▸ **Dataset excerpts**
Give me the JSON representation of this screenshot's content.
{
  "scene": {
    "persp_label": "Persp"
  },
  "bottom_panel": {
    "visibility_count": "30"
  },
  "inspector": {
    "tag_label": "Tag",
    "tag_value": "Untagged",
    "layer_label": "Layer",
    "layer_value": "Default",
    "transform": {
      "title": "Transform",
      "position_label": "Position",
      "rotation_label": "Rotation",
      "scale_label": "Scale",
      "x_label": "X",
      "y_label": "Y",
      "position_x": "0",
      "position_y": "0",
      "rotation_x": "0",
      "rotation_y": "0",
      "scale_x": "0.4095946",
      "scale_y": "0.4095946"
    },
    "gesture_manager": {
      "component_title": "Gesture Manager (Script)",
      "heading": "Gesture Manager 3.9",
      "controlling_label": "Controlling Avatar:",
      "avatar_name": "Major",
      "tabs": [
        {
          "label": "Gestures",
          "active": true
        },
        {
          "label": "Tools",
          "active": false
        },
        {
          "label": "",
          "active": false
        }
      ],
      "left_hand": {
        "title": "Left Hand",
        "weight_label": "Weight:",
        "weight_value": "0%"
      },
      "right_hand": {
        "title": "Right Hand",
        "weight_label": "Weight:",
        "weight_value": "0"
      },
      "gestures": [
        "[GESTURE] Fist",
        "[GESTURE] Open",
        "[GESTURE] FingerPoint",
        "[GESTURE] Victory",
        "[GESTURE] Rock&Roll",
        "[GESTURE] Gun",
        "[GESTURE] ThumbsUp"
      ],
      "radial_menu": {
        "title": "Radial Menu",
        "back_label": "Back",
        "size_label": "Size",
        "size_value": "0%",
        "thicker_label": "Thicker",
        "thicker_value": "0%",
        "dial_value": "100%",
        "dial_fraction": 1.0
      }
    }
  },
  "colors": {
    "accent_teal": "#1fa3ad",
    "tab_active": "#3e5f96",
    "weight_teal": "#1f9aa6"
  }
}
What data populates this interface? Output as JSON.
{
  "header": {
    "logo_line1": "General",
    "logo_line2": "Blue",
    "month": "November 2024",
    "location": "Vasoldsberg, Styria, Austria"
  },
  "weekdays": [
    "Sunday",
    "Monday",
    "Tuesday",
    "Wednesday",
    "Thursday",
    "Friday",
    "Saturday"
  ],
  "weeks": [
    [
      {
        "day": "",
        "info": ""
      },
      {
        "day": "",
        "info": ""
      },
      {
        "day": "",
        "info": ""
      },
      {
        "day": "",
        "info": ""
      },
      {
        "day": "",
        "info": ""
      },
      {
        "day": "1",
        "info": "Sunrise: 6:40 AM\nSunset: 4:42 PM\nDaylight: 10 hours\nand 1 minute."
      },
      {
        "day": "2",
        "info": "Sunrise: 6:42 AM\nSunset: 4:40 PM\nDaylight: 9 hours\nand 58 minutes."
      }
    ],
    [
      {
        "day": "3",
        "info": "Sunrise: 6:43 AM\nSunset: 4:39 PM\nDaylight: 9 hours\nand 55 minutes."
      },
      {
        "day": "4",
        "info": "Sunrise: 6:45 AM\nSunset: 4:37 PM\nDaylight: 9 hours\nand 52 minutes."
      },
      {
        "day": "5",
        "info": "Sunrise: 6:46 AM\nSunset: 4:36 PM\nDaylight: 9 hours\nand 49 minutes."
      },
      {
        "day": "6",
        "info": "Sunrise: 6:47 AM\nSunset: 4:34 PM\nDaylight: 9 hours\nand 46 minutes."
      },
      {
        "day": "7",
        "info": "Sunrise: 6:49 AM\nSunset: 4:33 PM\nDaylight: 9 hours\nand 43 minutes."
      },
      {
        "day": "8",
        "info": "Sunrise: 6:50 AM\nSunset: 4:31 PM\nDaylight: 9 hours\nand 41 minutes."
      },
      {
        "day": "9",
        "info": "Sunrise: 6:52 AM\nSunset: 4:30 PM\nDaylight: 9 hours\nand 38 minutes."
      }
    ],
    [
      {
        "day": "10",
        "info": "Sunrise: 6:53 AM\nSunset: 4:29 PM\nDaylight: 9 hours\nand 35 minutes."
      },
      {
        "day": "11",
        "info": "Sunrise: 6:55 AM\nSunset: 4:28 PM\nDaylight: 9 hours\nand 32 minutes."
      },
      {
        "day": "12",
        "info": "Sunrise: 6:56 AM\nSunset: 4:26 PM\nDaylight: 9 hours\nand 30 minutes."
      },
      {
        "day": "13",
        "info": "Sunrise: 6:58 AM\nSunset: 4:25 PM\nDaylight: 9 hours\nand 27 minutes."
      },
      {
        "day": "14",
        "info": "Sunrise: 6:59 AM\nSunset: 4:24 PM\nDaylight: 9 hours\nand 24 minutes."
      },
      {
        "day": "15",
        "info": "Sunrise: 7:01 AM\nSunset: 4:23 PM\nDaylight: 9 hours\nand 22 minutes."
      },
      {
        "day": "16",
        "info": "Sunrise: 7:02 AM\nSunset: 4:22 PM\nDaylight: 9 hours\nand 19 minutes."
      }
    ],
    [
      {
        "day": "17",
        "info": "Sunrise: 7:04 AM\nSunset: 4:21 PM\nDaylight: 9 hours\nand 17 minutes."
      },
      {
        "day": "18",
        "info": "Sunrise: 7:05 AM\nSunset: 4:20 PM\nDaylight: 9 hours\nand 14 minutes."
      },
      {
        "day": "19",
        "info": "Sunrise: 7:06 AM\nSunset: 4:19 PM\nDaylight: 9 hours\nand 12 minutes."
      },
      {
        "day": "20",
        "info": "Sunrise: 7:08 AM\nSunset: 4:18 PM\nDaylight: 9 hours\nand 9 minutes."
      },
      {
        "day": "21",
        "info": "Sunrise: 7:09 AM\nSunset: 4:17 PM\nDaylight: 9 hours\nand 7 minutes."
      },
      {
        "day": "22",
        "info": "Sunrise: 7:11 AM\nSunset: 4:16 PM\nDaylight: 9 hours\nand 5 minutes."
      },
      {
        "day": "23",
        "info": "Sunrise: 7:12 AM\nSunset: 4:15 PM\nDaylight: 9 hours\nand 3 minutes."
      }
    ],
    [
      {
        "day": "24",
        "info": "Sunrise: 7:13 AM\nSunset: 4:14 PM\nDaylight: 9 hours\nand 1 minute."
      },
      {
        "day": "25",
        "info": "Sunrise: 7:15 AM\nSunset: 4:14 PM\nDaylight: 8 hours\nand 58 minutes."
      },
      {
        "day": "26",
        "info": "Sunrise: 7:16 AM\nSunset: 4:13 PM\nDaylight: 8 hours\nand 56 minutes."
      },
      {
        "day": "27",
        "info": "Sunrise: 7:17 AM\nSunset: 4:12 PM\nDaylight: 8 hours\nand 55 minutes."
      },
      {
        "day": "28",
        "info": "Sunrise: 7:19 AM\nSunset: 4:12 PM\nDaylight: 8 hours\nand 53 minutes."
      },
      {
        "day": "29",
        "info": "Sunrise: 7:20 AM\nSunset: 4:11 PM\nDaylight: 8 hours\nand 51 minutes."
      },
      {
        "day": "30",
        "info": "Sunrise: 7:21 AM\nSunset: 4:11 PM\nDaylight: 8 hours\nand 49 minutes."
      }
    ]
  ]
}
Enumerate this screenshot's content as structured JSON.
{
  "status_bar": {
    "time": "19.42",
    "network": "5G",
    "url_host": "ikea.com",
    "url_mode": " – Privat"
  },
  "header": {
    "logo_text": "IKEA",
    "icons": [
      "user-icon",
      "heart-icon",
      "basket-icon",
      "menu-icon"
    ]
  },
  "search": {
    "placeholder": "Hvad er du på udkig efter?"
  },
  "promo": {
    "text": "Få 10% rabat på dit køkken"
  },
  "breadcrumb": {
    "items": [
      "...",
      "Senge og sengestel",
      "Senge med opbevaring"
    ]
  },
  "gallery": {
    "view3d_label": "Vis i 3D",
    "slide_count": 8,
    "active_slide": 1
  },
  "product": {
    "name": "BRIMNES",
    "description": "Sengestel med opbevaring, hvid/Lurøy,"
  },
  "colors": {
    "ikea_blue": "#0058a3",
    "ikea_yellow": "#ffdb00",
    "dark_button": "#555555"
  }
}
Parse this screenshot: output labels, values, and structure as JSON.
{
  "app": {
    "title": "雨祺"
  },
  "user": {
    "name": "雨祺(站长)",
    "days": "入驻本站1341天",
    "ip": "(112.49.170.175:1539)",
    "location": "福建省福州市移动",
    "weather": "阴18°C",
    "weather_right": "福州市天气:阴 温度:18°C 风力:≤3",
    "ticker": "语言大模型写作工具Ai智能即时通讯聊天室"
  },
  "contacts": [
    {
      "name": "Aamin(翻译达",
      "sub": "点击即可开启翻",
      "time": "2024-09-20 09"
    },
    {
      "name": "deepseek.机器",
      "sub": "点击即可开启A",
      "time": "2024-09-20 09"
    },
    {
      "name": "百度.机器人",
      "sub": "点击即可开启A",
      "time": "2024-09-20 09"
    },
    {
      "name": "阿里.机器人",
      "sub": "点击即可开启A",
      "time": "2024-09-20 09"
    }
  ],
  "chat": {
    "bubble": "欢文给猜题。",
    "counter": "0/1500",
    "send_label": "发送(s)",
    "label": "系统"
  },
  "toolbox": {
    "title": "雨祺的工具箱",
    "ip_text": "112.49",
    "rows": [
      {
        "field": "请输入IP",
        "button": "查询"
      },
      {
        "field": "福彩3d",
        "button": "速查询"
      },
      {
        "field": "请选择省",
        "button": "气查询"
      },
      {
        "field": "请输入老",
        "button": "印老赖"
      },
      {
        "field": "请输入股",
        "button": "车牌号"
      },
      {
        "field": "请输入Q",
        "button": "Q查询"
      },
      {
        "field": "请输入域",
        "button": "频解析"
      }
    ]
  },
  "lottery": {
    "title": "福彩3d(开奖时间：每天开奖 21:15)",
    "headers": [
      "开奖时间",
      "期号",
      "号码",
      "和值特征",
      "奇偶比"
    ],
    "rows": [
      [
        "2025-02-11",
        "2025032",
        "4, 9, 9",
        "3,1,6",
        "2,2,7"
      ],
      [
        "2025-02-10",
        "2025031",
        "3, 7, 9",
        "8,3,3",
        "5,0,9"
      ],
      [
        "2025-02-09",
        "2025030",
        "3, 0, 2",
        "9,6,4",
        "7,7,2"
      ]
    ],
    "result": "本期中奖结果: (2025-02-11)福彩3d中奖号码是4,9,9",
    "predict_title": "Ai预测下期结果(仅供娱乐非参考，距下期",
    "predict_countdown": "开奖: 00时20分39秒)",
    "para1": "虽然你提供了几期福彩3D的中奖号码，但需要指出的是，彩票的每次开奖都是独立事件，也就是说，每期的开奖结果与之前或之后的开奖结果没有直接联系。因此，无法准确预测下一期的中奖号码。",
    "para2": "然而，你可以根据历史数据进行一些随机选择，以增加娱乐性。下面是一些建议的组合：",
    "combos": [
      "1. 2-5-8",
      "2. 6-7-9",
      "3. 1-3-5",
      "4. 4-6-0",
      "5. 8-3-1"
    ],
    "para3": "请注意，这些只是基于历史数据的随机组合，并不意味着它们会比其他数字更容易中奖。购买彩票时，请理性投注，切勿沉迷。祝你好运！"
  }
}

▸ **To do**
From the listing above, copy out each line where the word "screenshot" appears.

▸ **Right answer**
Give me the JSON representation of this screenshot's content.
Enumerate this screenshot's content as structured JSON.
Parse this screenshot: output labels, values, and structure as JSON.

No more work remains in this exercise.